> **Exercise directions**
Copy the data that follows, character for character, minus the pictures.

Stored data:
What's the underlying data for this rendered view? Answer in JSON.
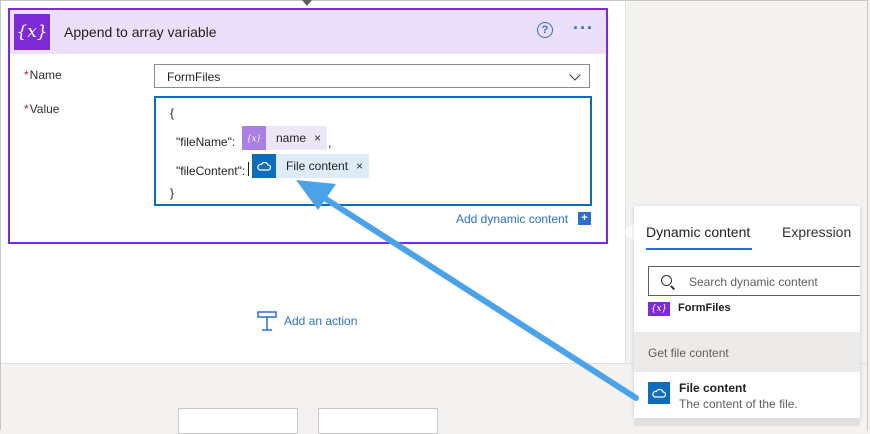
{
  "card": {
    "title": "Append to array variable",
    "icon_glyph": "{x}",
    "help_glyph": "?",
    "more_glyph": "···",
    "accent": "#7d2bd6",
    "header_bg": "#ecdffb"
  },
  "fields": {
    "required_mark": "*",
    "name_label": "Name",
    "name_value": "FormFiles",
    "value_label": "Value"
  },
  "value_editor": {
    "open_brace": "{",
    "line1_key": "\"fileName\":",
    "token1_icon": "{x}",
    "token1_label": "name",
    "token1_remove": "×",
    "line1_suffix": ",",
    "line2_key": "\"fileContent\":",
    "token2_label": "File content",
    "token2_remove": "×",
    "close_brace": "}"
  },
  "add_dynamic": {
    "label": "Add dynamic content",
    "plus": "+"
  },
  "add_action": {
    "label": "Add an action"
  },
  "panel": {
    "tabs": [
      "Dynamic content",
      "Expression"
    ],
    "search_placeholder": "Search dynamic content",
    "formfiles_icon": "{x}",
    "formfiles_label": "FormFiles",
    "section_title": "Get file content",
    "item_title": "File content",
    "item_desc": "The content of the file."
  },
  "colors": {
    "link_blue": "#2c6fd1",
    "onedrive_blue": "#0f6cbd",
    "token_var_bg": "#ece6f6",
    "token_file_bg": "#deecf9",
    "arrow": "#4aa3e8"
  },
  "icons": {
    "card": "variable-icon",
    "help": "help-circle-icon",
    "more": "ellipsis-icon",
    "token1": "variable-icon",
    "token2": "onedrive-cloud-icon",
    "search": "search-icon",
    "add_action": "add-action-icon"
  }
}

> **Written solution**
What's the underlying data for this rendered view? Answer in JSON.
{
  "card": {
    "title": "Append to array variable",
    "icon_glyph": "{x}",
    "help_glyph": "?",
    "more_glyph": "···",
    "accent": "#7d2bd6",
    "header_bg": "#ecdffb"
  },
  "fields": {
    "required_mark": "*",
    "name_label": "Name",
    "name_value": "FormFiles",
    "value_label": "Value"
  },
  "value_editor": {
    "open_brace": "{",
    "line1_key": "\"fileName\":",
    "token1_icon": "{x}",
    "token1_label": "name",
    "token1_remove": "×",
    "line1_suffix": ",",
    "line2_key": "\"fileContent\":",
    "token2_label": "File content",
    "token2_remove": "×",
    "close_brace": "}"
  },
  "add_dynamic": {
    "label": "Add dynamic content",
    "plus": "+"
  },
  "add_action": {
    "label": "Add an action"
  },
  "panel": {
    "tabs": [
      "Dynamic content",
      "Expression"
    ],
    "search_placeholder": "Search dynamic content",
    "formfiles_icon": "{x}",
    "formfiles_label": "FormFiles",
    "section_title": "Get file content",
    "item_title": "File content",
    "item_desc": "The content of the file."
  },
  "colors": {
    "link_blue": "#2c6fd1",
    "onedrive_blue": "#0f6cbd",
    "token_var_bg": "#ece6f6",
    "token_file_bg": "#deecf9",
    "arrow": "#4aa3e8"
  },
  "icons": {
    "card": "variable-icon",
    "help": "help-circle-icon",
    "more": "ellipsis-icon",
    "token1": "variable-icon",
    "token2": "onedrive-cloud-icon",
    "search": "search-icon",
    "add_action": "add-action-icon"
  }
}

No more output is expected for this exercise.